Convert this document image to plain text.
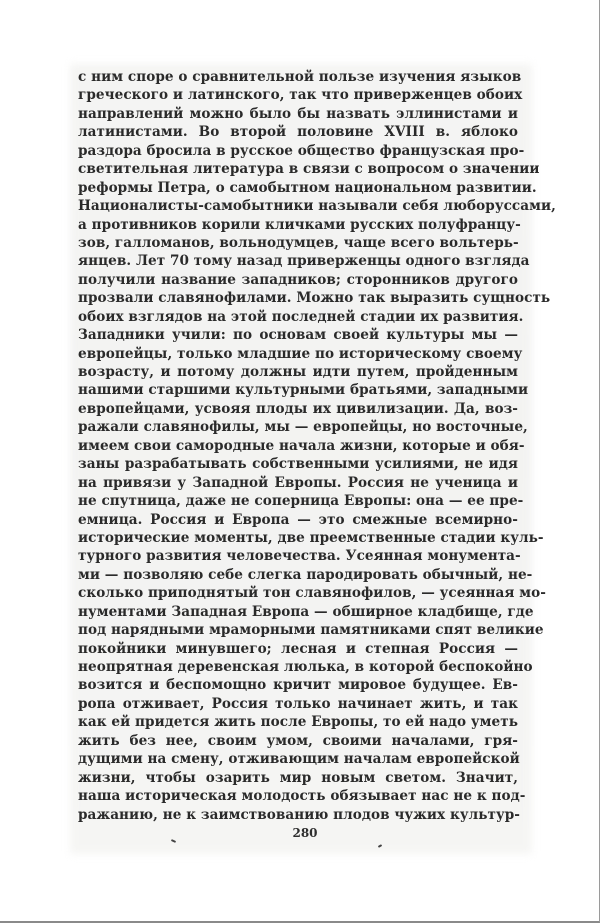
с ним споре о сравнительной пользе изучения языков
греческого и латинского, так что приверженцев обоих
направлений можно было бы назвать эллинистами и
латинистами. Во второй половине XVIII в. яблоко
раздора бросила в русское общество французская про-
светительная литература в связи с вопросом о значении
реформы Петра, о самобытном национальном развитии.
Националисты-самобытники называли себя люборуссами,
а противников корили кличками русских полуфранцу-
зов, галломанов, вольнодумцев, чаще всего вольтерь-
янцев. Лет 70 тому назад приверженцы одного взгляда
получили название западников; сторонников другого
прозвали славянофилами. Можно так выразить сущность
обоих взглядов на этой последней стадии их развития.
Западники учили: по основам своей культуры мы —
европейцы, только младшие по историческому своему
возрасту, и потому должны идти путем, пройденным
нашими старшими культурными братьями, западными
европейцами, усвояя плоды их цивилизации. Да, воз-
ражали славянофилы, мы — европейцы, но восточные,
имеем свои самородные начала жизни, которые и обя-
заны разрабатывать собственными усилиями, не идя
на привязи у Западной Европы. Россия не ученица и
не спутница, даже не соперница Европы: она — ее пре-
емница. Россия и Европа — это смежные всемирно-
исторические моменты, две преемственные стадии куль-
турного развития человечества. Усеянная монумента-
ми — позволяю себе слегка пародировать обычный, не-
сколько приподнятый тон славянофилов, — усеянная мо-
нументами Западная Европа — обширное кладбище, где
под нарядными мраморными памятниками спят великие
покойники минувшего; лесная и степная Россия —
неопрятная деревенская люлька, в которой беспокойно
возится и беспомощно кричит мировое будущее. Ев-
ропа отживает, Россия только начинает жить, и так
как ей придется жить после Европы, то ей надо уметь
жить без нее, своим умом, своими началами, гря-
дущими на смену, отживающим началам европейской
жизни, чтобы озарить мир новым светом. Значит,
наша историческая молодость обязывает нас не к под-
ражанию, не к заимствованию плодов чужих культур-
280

■ ■ ■ ■ ■

### To do
Using the material above, count the lines containing the word "только". Reply with the number alone.

### Task result
2